··· Data rows

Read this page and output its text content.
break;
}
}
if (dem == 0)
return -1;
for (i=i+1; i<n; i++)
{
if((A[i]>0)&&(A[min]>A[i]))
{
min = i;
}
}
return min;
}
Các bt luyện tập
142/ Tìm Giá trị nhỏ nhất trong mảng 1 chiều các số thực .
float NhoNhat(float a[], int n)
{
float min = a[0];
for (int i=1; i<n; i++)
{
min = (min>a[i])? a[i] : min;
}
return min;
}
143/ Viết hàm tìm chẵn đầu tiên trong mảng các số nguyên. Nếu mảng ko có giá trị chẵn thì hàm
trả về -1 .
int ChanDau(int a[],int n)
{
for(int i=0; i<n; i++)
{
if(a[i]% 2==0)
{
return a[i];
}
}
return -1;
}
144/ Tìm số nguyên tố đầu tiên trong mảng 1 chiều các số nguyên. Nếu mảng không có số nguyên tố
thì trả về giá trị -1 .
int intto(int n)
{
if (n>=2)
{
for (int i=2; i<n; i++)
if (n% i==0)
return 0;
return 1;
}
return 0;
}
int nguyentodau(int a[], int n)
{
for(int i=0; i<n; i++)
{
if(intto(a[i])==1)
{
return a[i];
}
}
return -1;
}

······

## The request
Every line of the data above should be copied exactly.

## The completed task
Read this page and output its text content.
break;
}
}
if (dem == 0)
return -1;
for (i=i+1; i<n; i++)
{
if((A[i]>0)&&(A[min]>A[i]))
{
min = i;
}
}
return min;
}
Các bt luyện tập
142/ Tìm Giá trị nhỏ nhất trong mảng 1 chiều các số thực .
float NhoNhat(float a[], int n)
{
float min = a[0];
for (int i=1; i<n; i++)
{
min = (min>a[i])? a[i] : min;
}
return min;
}
143/ Viết hàm tìm chẵn đầu tiên trong mảng các số nguyên. Nếu mảng ko có giá trị chẵn thì hàm
trả về -1 .
int ChanDau(int a[],int n)
{
for(int i=0; i<n; i++)
{
if(a[i]% 2==0)
{
return a[i];
}
}
return -1;
}
144/ Tìm số nguyên tố đầu tiên trong mảng 1 chiều các số nguyên. Nếu mảng không có số nguyên tố
thì trả về giá trị -1 .
int intto(int n)
{
if (n>=2)
{
for (int i=2; i<n; i++)
if (n% i==0)
return 0;
return 1;
}
return 0;
}
int nguyentodau(int a[], int n)
{
for(int i=0; i<n; i++)
{
if(intto(a[i])==1)
{
return a[i];
}
}
return -1;
}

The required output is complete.